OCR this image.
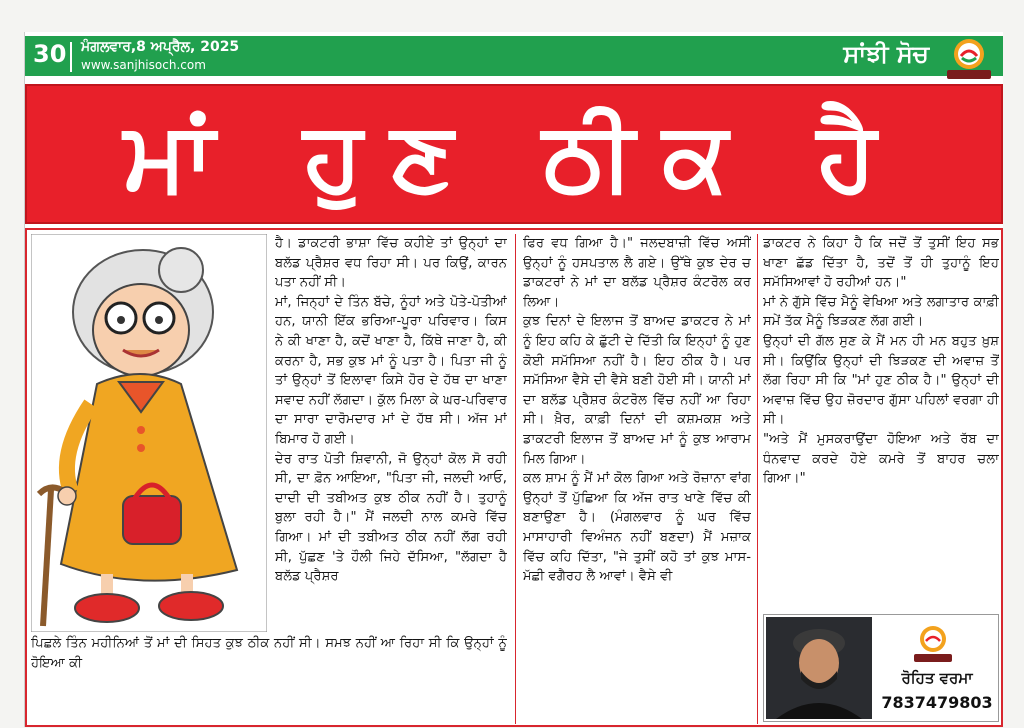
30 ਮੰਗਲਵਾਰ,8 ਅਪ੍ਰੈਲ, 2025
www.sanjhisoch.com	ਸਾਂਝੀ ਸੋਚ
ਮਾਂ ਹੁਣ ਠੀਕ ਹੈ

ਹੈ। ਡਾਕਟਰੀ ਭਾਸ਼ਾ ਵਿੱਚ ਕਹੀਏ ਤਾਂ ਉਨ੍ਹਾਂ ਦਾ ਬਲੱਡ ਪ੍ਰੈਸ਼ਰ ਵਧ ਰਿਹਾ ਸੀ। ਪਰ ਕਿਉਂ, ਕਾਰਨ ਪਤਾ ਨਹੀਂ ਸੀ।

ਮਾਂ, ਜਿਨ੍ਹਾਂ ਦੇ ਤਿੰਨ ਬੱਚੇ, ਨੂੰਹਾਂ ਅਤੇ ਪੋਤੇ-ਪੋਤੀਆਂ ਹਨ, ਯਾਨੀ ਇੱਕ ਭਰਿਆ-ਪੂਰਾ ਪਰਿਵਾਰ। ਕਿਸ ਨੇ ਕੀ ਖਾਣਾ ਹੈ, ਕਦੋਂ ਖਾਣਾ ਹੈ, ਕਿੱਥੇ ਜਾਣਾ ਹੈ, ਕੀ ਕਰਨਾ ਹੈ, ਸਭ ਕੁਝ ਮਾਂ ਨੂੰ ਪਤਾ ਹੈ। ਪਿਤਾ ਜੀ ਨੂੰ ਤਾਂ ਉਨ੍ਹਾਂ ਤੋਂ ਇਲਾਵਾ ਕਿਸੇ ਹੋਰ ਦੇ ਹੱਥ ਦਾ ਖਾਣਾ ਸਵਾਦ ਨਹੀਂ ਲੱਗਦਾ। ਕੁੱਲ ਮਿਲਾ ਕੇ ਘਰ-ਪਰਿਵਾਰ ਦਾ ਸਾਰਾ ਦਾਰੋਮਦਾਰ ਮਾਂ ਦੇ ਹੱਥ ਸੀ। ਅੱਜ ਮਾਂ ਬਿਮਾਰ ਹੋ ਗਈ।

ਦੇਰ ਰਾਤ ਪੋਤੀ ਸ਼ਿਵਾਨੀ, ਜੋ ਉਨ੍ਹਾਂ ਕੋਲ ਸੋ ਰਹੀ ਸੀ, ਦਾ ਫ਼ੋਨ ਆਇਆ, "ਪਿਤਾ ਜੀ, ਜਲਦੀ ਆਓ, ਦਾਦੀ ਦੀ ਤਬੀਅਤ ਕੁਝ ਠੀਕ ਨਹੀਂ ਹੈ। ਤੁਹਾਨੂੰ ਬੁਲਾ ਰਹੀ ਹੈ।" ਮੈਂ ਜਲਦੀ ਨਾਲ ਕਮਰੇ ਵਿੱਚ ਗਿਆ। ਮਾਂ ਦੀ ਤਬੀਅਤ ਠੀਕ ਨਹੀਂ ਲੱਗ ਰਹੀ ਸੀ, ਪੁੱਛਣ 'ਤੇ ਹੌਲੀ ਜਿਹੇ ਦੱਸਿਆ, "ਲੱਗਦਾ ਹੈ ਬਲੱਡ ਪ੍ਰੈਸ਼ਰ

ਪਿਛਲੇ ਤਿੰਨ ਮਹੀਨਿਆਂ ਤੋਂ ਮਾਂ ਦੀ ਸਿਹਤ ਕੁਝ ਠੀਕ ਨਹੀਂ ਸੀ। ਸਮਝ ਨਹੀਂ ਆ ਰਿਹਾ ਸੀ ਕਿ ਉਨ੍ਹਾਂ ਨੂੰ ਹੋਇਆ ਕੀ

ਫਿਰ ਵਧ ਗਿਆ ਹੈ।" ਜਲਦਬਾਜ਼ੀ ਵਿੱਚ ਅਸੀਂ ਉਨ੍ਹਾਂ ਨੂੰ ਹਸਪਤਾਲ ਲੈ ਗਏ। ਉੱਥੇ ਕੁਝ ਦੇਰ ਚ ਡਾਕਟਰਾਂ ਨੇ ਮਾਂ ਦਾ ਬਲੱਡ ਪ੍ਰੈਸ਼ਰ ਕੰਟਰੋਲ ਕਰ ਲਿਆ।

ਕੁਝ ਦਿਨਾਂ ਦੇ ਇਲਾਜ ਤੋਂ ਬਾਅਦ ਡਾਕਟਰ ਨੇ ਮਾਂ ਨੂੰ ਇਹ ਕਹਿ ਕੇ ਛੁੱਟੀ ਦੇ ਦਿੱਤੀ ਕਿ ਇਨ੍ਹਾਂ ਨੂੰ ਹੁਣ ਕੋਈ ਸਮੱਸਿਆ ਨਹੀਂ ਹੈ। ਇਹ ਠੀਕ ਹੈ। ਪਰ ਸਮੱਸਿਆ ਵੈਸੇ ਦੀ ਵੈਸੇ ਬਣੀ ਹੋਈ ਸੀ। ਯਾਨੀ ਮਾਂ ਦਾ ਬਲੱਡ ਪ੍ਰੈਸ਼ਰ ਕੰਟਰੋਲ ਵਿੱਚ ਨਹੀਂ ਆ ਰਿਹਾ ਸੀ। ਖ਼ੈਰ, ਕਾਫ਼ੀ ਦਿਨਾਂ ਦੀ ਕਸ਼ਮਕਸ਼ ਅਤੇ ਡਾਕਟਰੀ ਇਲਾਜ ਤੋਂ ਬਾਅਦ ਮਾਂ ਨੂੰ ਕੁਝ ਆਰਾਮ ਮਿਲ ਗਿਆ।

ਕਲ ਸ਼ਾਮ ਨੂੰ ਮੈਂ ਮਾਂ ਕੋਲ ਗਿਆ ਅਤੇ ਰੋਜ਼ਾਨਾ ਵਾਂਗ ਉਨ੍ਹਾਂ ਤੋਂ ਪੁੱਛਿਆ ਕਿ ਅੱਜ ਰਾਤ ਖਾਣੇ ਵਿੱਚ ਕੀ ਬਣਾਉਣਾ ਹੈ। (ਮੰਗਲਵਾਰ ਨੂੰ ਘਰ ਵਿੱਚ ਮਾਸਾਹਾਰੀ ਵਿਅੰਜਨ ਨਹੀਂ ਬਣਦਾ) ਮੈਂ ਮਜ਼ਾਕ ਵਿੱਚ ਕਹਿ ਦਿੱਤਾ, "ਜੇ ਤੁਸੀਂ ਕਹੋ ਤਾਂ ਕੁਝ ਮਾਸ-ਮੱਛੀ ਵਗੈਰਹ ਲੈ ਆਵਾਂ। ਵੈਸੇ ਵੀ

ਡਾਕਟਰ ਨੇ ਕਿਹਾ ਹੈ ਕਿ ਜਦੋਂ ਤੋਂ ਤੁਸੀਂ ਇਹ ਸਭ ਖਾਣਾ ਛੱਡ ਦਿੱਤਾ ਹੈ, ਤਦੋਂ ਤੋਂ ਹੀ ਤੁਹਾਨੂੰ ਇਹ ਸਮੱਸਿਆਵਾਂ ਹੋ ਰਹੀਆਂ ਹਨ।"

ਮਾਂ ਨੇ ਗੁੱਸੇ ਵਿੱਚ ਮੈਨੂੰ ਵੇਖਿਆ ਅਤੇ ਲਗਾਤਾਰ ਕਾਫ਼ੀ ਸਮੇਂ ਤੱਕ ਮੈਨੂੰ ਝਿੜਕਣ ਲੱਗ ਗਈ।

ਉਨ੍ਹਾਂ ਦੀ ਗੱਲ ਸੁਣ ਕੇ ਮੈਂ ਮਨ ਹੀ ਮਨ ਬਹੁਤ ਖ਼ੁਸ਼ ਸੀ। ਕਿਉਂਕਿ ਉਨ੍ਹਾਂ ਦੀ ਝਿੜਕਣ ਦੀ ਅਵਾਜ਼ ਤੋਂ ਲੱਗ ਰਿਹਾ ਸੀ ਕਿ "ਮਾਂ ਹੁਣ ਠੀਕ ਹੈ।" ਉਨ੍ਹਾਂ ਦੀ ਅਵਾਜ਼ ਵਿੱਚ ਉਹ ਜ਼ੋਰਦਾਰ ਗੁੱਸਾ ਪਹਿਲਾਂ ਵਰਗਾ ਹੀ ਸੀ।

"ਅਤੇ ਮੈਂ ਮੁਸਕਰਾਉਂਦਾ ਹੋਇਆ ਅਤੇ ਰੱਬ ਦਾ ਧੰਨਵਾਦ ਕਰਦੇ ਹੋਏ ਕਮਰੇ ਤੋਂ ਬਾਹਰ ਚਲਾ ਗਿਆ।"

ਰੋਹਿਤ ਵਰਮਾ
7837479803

==

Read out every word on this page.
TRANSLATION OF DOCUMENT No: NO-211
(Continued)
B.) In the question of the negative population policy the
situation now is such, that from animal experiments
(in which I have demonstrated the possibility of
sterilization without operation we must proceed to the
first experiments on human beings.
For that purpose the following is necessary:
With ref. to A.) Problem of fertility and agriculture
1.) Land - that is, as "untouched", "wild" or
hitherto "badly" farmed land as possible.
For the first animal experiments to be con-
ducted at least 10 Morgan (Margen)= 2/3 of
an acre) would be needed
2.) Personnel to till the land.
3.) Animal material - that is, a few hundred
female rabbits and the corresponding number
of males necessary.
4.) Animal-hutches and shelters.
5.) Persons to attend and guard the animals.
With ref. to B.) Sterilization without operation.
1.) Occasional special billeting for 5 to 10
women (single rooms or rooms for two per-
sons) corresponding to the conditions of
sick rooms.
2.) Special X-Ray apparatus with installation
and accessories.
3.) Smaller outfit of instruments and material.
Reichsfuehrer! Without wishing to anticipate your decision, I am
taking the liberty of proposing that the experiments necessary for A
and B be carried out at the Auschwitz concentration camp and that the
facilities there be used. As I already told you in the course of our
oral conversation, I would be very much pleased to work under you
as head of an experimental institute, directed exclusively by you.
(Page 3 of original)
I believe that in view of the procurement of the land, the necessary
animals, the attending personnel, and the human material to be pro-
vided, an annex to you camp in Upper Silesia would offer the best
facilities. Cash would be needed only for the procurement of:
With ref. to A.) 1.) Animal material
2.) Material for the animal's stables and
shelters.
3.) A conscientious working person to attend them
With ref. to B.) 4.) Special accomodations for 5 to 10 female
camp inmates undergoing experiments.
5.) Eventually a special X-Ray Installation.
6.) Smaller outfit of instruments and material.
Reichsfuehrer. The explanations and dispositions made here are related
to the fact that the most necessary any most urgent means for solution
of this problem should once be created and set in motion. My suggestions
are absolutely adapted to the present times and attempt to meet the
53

---

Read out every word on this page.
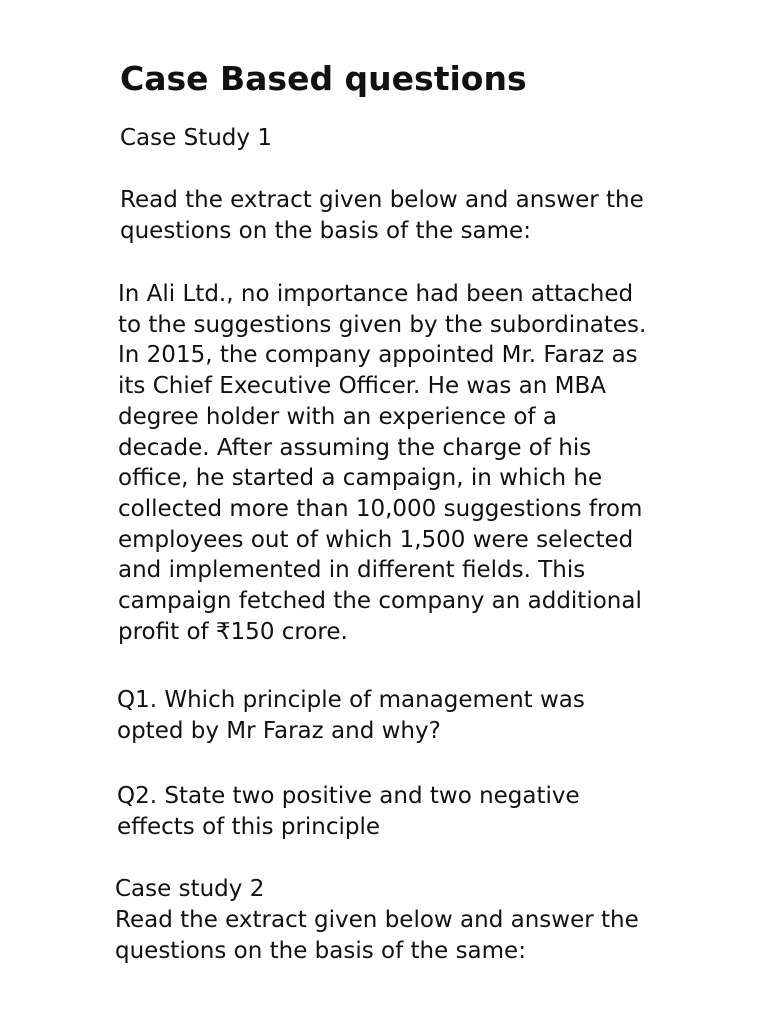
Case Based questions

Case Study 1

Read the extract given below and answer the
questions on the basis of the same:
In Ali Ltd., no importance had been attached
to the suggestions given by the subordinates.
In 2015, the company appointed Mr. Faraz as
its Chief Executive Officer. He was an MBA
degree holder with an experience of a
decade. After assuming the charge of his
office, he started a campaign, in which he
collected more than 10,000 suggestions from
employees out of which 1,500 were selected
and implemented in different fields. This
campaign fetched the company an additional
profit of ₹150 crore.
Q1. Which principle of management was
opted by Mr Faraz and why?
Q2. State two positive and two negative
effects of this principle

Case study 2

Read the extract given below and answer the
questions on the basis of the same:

Do this: Take every line containing the word "procurement" and copy it.

Result:
I believe that in view of the procurement of the land, the necessary
facilities. Cash would be needed only for the procurement of:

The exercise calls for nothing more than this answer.